+++ INPUT FOR THIS TASK
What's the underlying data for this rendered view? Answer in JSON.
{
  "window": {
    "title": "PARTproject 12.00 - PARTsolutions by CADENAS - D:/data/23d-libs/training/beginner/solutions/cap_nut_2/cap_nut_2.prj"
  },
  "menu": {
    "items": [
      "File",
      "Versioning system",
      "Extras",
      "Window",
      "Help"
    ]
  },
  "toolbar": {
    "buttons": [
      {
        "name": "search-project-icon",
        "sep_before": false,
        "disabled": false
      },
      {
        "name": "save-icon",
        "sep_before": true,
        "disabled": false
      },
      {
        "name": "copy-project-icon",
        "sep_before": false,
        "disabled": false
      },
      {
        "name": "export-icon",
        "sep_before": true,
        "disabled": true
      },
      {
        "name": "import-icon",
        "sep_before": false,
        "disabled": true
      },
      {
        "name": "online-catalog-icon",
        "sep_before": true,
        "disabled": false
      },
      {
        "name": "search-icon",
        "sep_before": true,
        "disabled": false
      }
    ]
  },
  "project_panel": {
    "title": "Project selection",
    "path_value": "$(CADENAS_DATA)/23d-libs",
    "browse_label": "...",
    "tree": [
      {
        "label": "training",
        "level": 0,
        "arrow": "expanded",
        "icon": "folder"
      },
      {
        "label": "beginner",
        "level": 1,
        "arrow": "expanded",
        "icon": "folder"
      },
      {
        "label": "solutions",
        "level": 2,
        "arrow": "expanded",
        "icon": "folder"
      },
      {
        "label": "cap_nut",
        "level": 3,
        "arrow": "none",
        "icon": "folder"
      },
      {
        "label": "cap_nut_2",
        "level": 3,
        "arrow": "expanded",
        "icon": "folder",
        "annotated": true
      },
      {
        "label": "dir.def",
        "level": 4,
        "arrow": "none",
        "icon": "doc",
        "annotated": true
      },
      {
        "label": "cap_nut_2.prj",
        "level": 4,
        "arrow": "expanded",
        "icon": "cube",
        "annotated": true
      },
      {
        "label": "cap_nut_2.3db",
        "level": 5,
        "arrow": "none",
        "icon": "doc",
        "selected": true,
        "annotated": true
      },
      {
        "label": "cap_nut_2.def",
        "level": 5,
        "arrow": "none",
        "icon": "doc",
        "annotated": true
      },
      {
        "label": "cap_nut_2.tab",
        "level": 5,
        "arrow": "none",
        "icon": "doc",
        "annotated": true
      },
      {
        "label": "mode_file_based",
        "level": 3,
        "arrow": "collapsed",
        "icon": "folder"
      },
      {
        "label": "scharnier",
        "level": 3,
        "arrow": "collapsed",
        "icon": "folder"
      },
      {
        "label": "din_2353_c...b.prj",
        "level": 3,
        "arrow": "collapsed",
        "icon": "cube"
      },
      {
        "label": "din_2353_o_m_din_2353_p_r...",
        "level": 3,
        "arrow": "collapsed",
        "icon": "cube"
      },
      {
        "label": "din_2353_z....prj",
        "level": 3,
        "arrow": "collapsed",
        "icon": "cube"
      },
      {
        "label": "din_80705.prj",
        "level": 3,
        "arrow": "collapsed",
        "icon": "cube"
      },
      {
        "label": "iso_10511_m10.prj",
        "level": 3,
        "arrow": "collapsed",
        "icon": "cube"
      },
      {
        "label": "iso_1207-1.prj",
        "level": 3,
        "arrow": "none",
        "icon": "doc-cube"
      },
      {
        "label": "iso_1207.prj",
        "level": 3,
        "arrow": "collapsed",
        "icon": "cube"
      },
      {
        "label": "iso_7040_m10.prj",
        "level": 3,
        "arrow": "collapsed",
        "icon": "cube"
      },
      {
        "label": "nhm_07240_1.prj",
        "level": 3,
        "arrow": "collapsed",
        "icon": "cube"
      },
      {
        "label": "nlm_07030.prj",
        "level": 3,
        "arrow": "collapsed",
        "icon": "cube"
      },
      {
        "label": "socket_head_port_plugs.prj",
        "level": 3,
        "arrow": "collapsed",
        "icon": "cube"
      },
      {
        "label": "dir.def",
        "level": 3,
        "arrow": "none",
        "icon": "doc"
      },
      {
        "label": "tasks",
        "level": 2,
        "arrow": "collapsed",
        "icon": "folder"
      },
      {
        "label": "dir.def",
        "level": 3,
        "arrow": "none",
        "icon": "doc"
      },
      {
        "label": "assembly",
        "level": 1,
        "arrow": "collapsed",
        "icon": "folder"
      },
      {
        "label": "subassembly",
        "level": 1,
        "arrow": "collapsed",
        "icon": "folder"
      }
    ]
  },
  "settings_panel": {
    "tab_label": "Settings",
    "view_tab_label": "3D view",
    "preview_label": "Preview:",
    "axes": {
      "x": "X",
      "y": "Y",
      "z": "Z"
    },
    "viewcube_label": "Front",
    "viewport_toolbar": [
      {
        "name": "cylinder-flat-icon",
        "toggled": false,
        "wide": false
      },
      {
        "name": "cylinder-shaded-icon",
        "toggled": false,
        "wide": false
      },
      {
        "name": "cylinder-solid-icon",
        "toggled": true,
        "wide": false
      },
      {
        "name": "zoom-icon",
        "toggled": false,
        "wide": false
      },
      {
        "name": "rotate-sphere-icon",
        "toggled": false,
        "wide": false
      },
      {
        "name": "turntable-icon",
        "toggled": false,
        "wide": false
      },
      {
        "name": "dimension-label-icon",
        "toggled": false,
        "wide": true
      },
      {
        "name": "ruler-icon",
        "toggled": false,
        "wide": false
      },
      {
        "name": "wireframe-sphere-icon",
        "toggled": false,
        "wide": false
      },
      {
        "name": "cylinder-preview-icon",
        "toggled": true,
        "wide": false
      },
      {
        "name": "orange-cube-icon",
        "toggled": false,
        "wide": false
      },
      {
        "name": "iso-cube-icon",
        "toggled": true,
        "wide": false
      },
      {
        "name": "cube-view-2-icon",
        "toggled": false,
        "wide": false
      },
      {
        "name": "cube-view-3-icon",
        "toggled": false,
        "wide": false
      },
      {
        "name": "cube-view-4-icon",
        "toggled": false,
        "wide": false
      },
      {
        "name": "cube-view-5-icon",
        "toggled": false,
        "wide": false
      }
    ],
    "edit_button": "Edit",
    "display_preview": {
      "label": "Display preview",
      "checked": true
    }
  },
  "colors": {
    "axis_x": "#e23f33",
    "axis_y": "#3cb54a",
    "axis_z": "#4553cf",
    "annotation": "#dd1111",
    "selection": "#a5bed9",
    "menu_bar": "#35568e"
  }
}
++++++
**PROMPT:** Transcribe every entry word for word.

**ANSWER IN FULL:**
What's the underlying data for this rendered view? Answer in JSON.
{
  "window": {
    "title": "PARTproject 12.00 - PARTsolutions by CADENAS - D:/data/23d-libs/training/beginner/solutions/cap_nut_2/cap_nut_2.prj"
  },
  "menu": {
    "items": [
      "File",
      "Versioning system",
      "Extras",
      "Window",
      "Help"
    ]
  },
  "toolbar": {
    "buttons": [
      {
        "name": "search-project-icon",
        "sep_before": false,
        "disabled": false
      },
      {
        "name": "save-icon",
        "sep_before": true,
        "disabled": false
      },
      {
        "name": "copy-project-icon",
        "sep_before": false,
        "disabled": false
      },
      {
        "name": "export-icon",
        "sep_before": true,
        "disabled": true
      },
      {
        "name": "import-icon",
        "sep_before": false,
        "disabled": true
      },
      {
        "name": "online-catalog-icon",
        "sep_before": true,
        "disabled": false
      },
      {
        "name": "search-icon",
        "sep_before": true,
        "disabled": false
      }
    ]
  },
  "project_panel": {
    "title": "Project selection",
    "path_value": "$(CADENAS_DATA)/23d-libs",
    "browse_label": "...",
    "tree": [
      {
        "label": "training",
        "level": 0,
        "arrow": "expanded",
        "icon": "folder"
      },
      {
        "label": "beginner",
        "level": 1,
        "arrow": "expanded",
        "icon": "folder"
      },
      {
        "label": "solutions",
        "level": 2,
        "arrow": "expanded",
        "icon": "folder"
      },
      {
        "label": "cap_nut",
        "level": 3,
        "arrow": "none",
        "icon": "folder"
      },
      {
        "label": "cap_nut_2",
        "level": 3,
        "arrow": "expanded",
        "icon": "folder",
        "annotated": true
      },
      {
        "label": "dir.def",
        "level": 4,
        "arrow": "none",
        "icon": "doc",
        "annotated": true
      },
      {
        "label": "cap_nut_2.prj",
        "level": 4,
        "arrow": "expanded",
        "icon": "cube",
        "annotated": true
      },
      {
        "label": "cap_nut_2.3db",
        "level": 5,
        "arrow": "none",
        "icon": "doc",
        "selected": true,
        "annotated": true
      },
      {
        "label": "cap_nut_2.def",
        "level": 5,
        "arrow": "none",
        "icon": "doc",
        "annotated": true
      },
      {
        "label": "cap_nut_2.tab",
        "level": 5,
        "arrow": "none",
        "icon": "doc",
        "annotated": true
      },
      {
        "label": "mode_file_based",
        "level": 3,
        "arrow": "collapsed",
        "icon": "folder"
      },
      {
        "label": "scharnier",
        "level": 3,
        "arrow": "collapsed",
        "icon": "folder"
      },
      {
        "label": "din_2353_c...b.prj",
        "level": 3,
        "arrow": "collapsed",
        "icon": "cube"
      },
      {
        "label": "din_2353_o_m_din_2353_p_r...",
        "level": 3,
        "arrow": "collapsed",
        "icon": "cube"
      },
      {
        "label": "din_2353_z....prj",
        "level": 3,
        "arrow": "collapsed",
        "icon": "cube"
      },
      {
        "label": "din_80705.prj",
        "level": 3,
        "arrow": "collapsed",
        "icon": "cube"
      },
      {
        "label": "iso_10511_m10.prj",
        "level": 3,
        "arrow": "collapsed",
        "icon": "cube"
      },
      {
        "label": "iso_1207-1.prj",
        "level": 3,
        "arrow": "none",
        "icon": "doc-cube"
      },
      {
        "label": "iso_1207.prj",
        "level": 3,
        "arrow": "collapsed",
        "icon": "cube"
      },
      {
        "label": "iso_7040_m10.prj",
        "level": 3,
        "arrow": "collapsed",
        "icon": "cube"
      },
      {
        "label": "nhm_07240_1.prj",
        "level": 3,
        "arrow": "collapsed",
        "icon": "cube"
      },
      {
        "label": "nlm_07030.prj",
        "level": 3,
        "arrow": "collapsed",
        "icon": "cube"
      },
      {
        "label": "socket_head_port_plugs.prj",
        "level": 3,
        "arrow": "collapsed",
        "icon": "cube"
      },
      {
        "label": "dir.def",
        "level": 3,
        "arrow": "none",
        "icon": "doc"
      },
      {
        "label": "tasks",
        "level": 2,
        "arrow": "collapsed",
        "icon": "folder"
      },
      {
        "label": "dir.def",
        "level": 3,
        "arrow": "none",
        "icon": "doc"
      },
      {
        "label": "assembly",
        "level": 1,
        "arrow": "collapsed",
        "icon": "folder"
      },
      {
        "label": "subassembly",
        "level": 1,
        "arrow": "collapsed",
        "icon": "folder"
      }
    ]
  },
  "settings_panel": {
    "tab_label": "Settings",
    "view_tab_label": "3D view",
    "preview_label": "Preview:",
    "axes": {
      "x": "X",
      "y": "Y",
      "z": "Z"
    },
    "viewcube_label": "Front",
    "viewport_toolbar": [
      {
        "name": "cylinder-flat-icon",
        "toggled": false,
        "wide": false
      },
      {
        "name": "cylinder-shaded-icon",
        "toggled": false,
        "wide": false
      },
      {
        "name": "cylinder-solid-icon",
        "toggled": true,
        "wide": false
      },
      {
        "name": "zoom-icon",
        "toggled": false,
        "wide": false
      },
      {
        "name": "rotate-sphere-icon",
        "toggled": false,
        "wide": false
      },
      {
        "name": "turntable-icon",
        "toggled": false,
        "wide": false
      },
      {
        "name": "dimension-label-icon",
        "toggled": false,
        "wide": true
      },
      {
        "name": "ruler-icon",
        "toggled": false,
        "wide": false
      },
      {
        "name": "wireframe-sphere-icon",
        "toggled": false,
        "wide": false
      },
      {
        "name": "cylinder-preview-icon",
        "toggled": true,
        "wide": false
      },
      {
        "name": "orange-cube-icon",
        "toggled": false,
        "wide": false
      },
      {
        "name": "iso-cube-icon",
        "toggled": true,
        "wide": false
      },
      {
        "name": "cube-view-2-icon",
        "toggled": false,
        "wide": false
      },
      {
        "name": "cube-view-3-icon",
        "toggled": false,
        "wide": false
      },
      {
        "name": "cube-view-4-icon",
        "toggled": false,
        "wide": false
      },
      {
        "name": "cube-view-5-icon",
        "toggled": false,
        "wide": false
      }
    ],
    "edit_button": "Edit",
    "display_preview": {
      "label": "Display preview",
      "checked": true
    }
  },
  "colors": {
    "axis_x": "#e23f33",
    "axis_y": "#3cb54a",
    "axis_z": "#4553cf",
    "annotation": "#dd1111",
    "selection": "#a5bed9",
    "menu_bar": "#35568e"
  }
}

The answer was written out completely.